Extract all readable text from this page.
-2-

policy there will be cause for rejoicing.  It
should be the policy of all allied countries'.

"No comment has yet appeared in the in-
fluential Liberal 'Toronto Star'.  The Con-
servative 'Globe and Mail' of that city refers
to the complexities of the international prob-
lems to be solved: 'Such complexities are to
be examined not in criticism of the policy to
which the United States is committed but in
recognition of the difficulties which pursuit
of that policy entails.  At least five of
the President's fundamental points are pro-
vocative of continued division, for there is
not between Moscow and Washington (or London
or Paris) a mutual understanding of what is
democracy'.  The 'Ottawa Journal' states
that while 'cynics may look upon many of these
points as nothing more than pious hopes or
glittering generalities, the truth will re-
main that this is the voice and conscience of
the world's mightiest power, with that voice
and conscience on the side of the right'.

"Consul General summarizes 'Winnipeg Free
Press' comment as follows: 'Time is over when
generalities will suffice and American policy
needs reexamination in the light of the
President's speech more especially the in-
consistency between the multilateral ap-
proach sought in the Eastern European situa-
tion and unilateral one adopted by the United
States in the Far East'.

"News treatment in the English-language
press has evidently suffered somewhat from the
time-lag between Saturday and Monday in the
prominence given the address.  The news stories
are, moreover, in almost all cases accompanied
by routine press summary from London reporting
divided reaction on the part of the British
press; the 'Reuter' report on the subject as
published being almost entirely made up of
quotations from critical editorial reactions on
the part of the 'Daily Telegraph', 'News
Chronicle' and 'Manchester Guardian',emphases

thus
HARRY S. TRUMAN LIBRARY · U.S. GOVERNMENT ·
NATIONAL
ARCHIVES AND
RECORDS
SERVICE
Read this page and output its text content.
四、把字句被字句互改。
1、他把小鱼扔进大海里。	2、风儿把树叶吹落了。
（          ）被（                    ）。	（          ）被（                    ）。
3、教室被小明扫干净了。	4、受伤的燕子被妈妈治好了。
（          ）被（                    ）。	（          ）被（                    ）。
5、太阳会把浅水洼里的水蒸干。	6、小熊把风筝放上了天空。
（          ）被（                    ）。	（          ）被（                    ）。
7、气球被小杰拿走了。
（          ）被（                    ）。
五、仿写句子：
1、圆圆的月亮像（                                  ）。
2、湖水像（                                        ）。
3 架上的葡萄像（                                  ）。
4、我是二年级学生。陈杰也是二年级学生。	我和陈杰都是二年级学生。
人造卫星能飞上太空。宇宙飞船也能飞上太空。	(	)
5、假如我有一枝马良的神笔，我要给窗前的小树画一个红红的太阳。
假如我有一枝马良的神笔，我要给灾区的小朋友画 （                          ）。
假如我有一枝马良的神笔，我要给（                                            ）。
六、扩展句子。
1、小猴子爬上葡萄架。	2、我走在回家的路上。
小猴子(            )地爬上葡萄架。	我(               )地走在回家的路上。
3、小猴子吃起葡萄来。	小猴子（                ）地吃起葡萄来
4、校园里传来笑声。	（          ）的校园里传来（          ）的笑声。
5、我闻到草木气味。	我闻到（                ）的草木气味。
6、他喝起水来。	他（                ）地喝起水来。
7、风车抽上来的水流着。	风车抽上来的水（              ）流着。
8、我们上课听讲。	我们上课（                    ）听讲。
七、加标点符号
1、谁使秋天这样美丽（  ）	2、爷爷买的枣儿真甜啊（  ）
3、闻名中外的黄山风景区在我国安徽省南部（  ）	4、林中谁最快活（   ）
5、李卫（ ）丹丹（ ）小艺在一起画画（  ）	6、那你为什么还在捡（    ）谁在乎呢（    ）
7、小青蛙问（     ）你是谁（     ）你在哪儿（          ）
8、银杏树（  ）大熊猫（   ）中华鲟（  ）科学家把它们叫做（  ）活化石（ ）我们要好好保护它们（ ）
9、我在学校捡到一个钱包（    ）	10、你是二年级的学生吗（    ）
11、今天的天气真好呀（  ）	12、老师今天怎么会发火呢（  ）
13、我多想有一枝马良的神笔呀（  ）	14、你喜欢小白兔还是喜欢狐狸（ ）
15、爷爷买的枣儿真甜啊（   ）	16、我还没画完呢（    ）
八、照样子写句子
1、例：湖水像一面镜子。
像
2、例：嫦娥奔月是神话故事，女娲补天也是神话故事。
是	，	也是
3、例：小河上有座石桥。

────────────────

WHAT IS NEEDED: What is the number of lines in the data above that include the word "London"? Answer with that number only.

COMPLETE ANSWER: 2